**Extracted entries:**
>> BEGIN
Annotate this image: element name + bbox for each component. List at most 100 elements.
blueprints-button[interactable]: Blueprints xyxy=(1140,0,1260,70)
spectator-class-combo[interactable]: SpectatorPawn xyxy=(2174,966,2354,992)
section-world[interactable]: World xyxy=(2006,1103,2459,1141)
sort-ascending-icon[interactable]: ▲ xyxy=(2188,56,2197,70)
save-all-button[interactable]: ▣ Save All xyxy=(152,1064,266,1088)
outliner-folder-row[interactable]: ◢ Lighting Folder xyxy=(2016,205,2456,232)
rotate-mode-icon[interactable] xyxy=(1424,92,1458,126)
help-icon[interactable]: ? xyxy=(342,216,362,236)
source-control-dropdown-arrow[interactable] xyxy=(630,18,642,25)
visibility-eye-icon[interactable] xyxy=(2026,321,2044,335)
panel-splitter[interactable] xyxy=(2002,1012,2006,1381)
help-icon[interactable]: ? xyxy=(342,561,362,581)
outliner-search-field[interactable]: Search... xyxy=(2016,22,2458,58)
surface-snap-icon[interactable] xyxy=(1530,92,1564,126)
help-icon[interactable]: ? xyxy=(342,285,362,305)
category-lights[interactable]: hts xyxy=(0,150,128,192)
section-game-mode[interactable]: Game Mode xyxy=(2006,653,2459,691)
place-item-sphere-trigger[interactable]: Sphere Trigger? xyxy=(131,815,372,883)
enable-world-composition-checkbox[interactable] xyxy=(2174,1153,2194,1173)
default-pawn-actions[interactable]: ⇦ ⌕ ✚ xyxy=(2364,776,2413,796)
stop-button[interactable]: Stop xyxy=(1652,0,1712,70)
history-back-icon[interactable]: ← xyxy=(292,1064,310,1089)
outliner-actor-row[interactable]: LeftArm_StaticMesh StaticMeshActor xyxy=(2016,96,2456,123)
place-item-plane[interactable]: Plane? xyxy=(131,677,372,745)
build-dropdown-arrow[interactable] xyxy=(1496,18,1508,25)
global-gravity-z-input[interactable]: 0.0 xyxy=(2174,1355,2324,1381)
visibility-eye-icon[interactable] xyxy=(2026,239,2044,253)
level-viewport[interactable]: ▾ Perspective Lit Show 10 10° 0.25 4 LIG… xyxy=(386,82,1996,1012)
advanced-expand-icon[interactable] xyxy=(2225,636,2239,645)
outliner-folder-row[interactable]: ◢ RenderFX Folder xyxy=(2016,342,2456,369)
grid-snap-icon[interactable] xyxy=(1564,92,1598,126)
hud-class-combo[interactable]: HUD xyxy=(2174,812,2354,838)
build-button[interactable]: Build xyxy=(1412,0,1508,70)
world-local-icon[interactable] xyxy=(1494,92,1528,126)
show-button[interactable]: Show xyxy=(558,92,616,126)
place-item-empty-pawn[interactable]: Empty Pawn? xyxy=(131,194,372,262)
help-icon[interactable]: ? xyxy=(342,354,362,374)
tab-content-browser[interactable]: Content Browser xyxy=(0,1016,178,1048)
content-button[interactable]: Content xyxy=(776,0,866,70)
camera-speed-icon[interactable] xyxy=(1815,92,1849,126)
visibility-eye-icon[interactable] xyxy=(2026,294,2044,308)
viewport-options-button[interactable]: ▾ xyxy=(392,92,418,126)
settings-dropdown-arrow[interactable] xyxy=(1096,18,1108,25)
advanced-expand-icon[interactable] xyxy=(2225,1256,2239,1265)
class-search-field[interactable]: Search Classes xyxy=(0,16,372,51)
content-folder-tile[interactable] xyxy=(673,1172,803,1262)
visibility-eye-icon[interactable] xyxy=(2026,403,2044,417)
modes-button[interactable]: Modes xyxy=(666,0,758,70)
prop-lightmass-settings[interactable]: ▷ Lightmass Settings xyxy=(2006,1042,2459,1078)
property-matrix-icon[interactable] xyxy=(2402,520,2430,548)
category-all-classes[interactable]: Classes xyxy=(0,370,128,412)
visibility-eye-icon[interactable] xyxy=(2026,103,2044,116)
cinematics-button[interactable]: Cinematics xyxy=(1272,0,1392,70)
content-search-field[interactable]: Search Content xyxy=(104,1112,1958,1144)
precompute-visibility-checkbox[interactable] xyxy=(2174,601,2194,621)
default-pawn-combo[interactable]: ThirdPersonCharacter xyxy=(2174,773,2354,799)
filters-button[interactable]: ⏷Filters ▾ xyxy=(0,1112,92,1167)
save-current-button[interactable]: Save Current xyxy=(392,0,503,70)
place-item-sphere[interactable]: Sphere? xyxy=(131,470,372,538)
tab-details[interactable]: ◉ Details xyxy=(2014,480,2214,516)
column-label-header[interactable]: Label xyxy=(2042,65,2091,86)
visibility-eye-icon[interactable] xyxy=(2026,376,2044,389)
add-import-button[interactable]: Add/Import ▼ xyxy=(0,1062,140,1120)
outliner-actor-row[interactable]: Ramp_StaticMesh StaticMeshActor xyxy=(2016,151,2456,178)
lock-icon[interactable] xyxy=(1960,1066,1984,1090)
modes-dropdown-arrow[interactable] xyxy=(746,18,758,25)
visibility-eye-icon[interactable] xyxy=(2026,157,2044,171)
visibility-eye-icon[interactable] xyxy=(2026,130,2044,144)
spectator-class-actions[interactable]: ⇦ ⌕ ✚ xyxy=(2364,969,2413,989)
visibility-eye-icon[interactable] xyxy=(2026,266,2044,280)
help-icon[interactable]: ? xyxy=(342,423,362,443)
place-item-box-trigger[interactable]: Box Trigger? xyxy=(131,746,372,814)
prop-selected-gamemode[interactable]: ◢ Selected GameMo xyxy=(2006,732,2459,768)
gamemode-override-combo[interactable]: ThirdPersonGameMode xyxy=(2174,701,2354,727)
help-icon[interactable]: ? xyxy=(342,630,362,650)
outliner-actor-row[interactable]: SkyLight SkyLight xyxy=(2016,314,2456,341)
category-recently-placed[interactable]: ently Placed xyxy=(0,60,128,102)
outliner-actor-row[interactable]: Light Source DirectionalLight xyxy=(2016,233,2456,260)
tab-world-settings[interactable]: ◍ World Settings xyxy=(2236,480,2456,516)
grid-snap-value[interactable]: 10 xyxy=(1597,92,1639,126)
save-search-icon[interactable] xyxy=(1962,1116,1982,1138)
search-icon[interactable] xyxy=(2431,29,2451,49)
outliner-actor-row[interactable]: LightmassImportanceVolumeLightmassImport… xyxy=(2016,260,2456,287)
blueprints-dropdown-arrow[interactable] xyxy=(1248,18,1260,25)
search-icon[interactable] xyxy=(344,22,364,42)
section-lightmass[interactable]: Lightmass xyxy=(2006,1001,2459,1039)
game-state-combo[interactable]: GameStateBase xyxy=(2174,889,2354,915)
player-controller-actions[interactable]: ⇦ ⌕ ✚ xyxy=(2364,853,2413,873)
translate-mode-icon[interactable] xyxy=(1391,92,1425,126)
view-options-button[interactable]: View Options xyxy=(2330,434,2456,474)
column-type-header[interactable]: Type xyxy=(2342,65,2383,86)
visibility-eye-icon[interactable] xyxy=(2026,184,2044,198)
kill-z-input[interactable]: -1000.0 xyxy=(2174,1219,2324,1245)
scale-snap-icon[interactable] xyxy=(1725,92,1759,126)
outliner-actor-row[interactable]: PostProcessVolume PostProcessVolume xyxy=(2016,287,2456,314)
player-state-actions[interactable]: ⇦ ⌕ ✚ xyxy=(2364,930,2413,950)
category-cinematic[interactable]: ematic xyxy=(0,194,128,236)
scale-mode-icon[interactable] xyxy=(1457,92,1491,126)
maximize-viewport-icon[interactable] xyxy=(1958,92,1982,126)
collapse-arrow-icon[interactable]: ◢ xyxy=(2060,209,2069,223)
>> END
Rewrite the entries above, replacing "component" with "item" and leaving everything else as it stands.

**Solution to this exercise:**
Annotate this image: element name + bbox for each item. List at most 100 elements.
blueprints-button[interactable]: Blueprints xyxy=(1140,0,1260,70)
spectator-class-combo[interactable]: SpectatorPawn xyxy=(2174,966,2354,992)
section-world[interactable]: World xyxy=(2006,1103,2459,1141)
sort-ascending-icon[interactable]: ▲ xyxy=(2188,56,2197,70)
save-all-button[interactable]: ▣ Save All xyxy=(152,1064,266,1088)
outliner-folder-row[interactable]: ◢ Lighting Folder xyxy=(2016,205,2456,232)
rotate-mode-icon[interactable] xyxy=(1424,92,1458,126)
help-icon[interactable]: ? xyxy=(342,216,362,236)
source-control-dropdown-arrow[interactable] xyxy=(630,18,642,25)
visibility-eye-icon[interactable] xyxy=(2026,321,2044,335)
panel-splitter[interactable] xyxy=(2002,1012,2006,1381)
help-icon[interactable]: ? xyxy=(342,561,362,581)
outliner-search-field[interactable]: Search... xyxy=(2016,22,2458,58)
surface-snap-icon[interactable] xyxy=(1530,92,1564,126)
help-icon[interactable]: ? xyxy=(342,285,362,305)
category-lights[interactable]: hts xyxy=(0,150,128,192)
section-game-mode[interactable]: Game Mode xyxy=(2006,653,2459,691)
place-item-sphere-trigger[interactable]: Sphere Trigger? xyxy=(131,815,372,883)
enable-world-composition-checkbox[interactable] xyxy=(2174,1153,2194,1173)
default-pawn-actions[interactable]: ⇦ ⌕ ✚ xyxy=(2364,776,2413,796)
stop-button[interactable]: Stop xyxy=(1652,0,1712,70)
history-back-icon[interactable]: ← xyxy=(292,1064,310,1089)
outliner-actor-row[interactable]: LeftArm_StaticMesh StaticMeshActor xyxy=(2016,96,2456,123)
place-item-plane[interactable]: Plane? xyxy=(131,677,372,745)
build-dropdown-arrow[interactable] xyxy=(1496,18,1508,25)
global-gravity-z-input[interactable]: 0.0 xyxy=(2174,1355,2324,1381)
visibility-eye-icon[interactable] xyxy=(2026,239,2044,253)
level-viewport[interactable]: ▾ Perspective Lit Show 10 10° 0.25 4 LIG… xyxy=(386,82,1996,1012)
advanced-expand-icon[interactable] xyxy=(2225,636,2239,645)
outliner-folder-row[interactable]: ◢ RenderFX Folder xyxy=(2016,342,2456,369)
grid-snap-icon[interactable] xyxy=(1564,92,1598,126)
hud-class-combo[interactable]: HUD xyxy=(2174,812,2354,838)
build-button[interactable]: Build xyxy=(1412,0,1508,70)
world-local-icon[interactable] xyxy=(1494,92,1528,126)
show-button[interactable]: Show xyxy=(558,92,616,126)
place-item-empty-pawn[interactable]: Empty Pawn? xyxy=(131,194,372,262)
help-icon[interactable]: ? xyxy=(342,354,362,374)
tab-content-browser[interactable]: Content Browser xyxy=(0,1016,178,1048)
content-button[interactable]: Content xyxy=(776,0,866,70)
camera-speed-icon[interactable] xyxy=(1815,92,1849,126)
visibility-eye-icon[interactable] xyxy=(2026,294,2044,308)
viewport-options-button[interactable]: ▾ xyxy=(392,92,418,126)
settings-dropdown-arrow[interactable] xyxy=(1096,18,1108,25)
advanced-expand-icon[interactable] xyxy=(2225,1256,2239,1265)
class-search-field[interactable]: Search Classes xyxy=(0,16,372,51)
content-folder-tile[interactable] xyxy=(673,1172,803,1262)
visibility-eye-icon[interactable] xyxy=(2026,403,2044,417)
modes-button[interactable]: Modes xyxy=(666,0,758,70)
prop-lightmass-settings[interactable]: ▷ Lightmass Settings xyxy=(2006,1042,2459,1078)
property-matrix-icon[interactable] xyxy=(2402,520,2430,548)
category-all-classes[interactable]: Classes xyxy=(0,370,128,412)
visibility-eye-icon[interactable] xyxy=(2026,103,2044,116)
cinematics-button[interactable]: Cinematics xyxy=(1272,0,1392,70)
content-search-field[interactable]: Search Content xyxy=(104,1112,1958,1144)
precompute-visibility-checkbox[interactable] xyxy=(2174,601,2194,621)
default-pawn-combo[interactable]: ThirdPersonCharacter xyxy=(2174,773,2354,799)
filters-button[interactable]: ⏷Filters ▾ xyxy=(0,1112,92,1167)
save-current-button[interactable]: Save Current xyxy=(392,0,503,70)
place-item-sphere[interactable]: Sphere? xyxy=(131,470,372,538)
tab-details[interactable]: ◉ Details xyxy=(2014,480,2214,516)
column-label-header[interactable]: Label xyxy=(2042,65,2091,86)
visibility-eye-icon[interactable] xyxy=(2026,376,2044,389)
add-import-button[interactable]: Add/Import ▼ xyxy=(0,1062,140,1120)
outliner-actor-row[interactable]: Ramp_StaticMesh StaticMeshActor xyxy=(2016,151,2456,178)
lock-icon[interactable] xyxy=(1960,1066,1984,1090)
modes-dropdown-arrow[interactable] xyxy=(746,18,758,25)
visibility-eye-icon[interactable] xyxy=(2026,157,2044,171)
visibility-eye-icon[interactable] xyxy=(2026,130,2044,144)
spectator-class-actions[interactable]: ⇦ ⌕ ✚ xyxy=(2364,969,2413,989)
visibility-eye-icon[interactable] xyxy=(2026,266,2044,280)
help-icon[interactable]: ? xyxy=(342,423,362,443)
place-item-box-trigger[interactable]: Box Trigger? xyxy=(131,746,372,814)
prop-selected-gamemode[interactable]: ◢ Selected GameMo xyxy=(2006,732,2459,768)
gamemode-override-combo[interactable]: ThirdPersonGameMode xyxy=(2174,701,2354,727)
help-icon[interactable]: ? xyxy=(342,630,362,650)
outliner-actor-row[interactable]: SkyLight SkyLight xyxy=(2016,314,2456,341)
category-recently-placed[interactable]: ently Placed xyxy=(0,60,128,102)
outliner-actor-row[interactable]: Light Source DirectionalLight xyxy=(2016,233,2456,260)
tab-world-settings[interactable]: ◍ World Settings xyxy=(2236,480,2456,516)
grid-snap-value[interactable]: 10 xyxy=(1597,92,1639,126)
save-search-icon[interactable] xyxy=(1962,1116,1982,1138)
search-icon[interactable] xyxy=(2431,29,2451,49)
outliner-actor-row[interactable]: LightmassImportanceVolumeLightmassImport… xyxy=(2016,260,2456,287)
blueprints-dropdown-arrow[interactable] xyxy=(1248,18,1260,25)
search-icon[interactable] xyxy=(344,22,364,42)
section-lightmass[interactable]: Lightmass xyxy=(2006,1001,2459,1039)
game-state-combo[interactable]: GameStateBase xyxy=(2174,889,2354,915)
player-controller-actions[interactable]: ⇦ ⌕ ✚ xyxy=(2364,853,2413,873)
translate-mode-icon[interactable] xyxy=(1391,92,1425,126)
view-options-button[interactable]: View Options xyxy=(2330,434,2456,474)
column-type-header[interactable]: Type xyxy=(2342,65,2383,86)
visibility-eye-icon[interactable] xyxy=(2026,184,2044,198)
kill-z-input[interactable]: -1000.0 xyxy=(2174,1219,2324,1245)
scale-snap-icon[interactable] xyxy=(1725,92,1759,126)
outliner-actor-row[interactable]: PostProcessVolume PostProcessVolume xyxy=(2016,287,2456,314)
player-state-actions[interactable]: ⇦ ⌕ ✚ xyxy=(2364,930,2413,950)
category-cinematic[interactable]: ematic xyxy=(0,194,128,236)
scale-mode-icon[interactable] xyxy=(1457,92,1491,126)
maximize-viewport-icon[interactable] xyxy=(1958,92,1982,126)
collapse-arrow-icon[interactable]: ◢ xyxy=(2060,209,2069,223)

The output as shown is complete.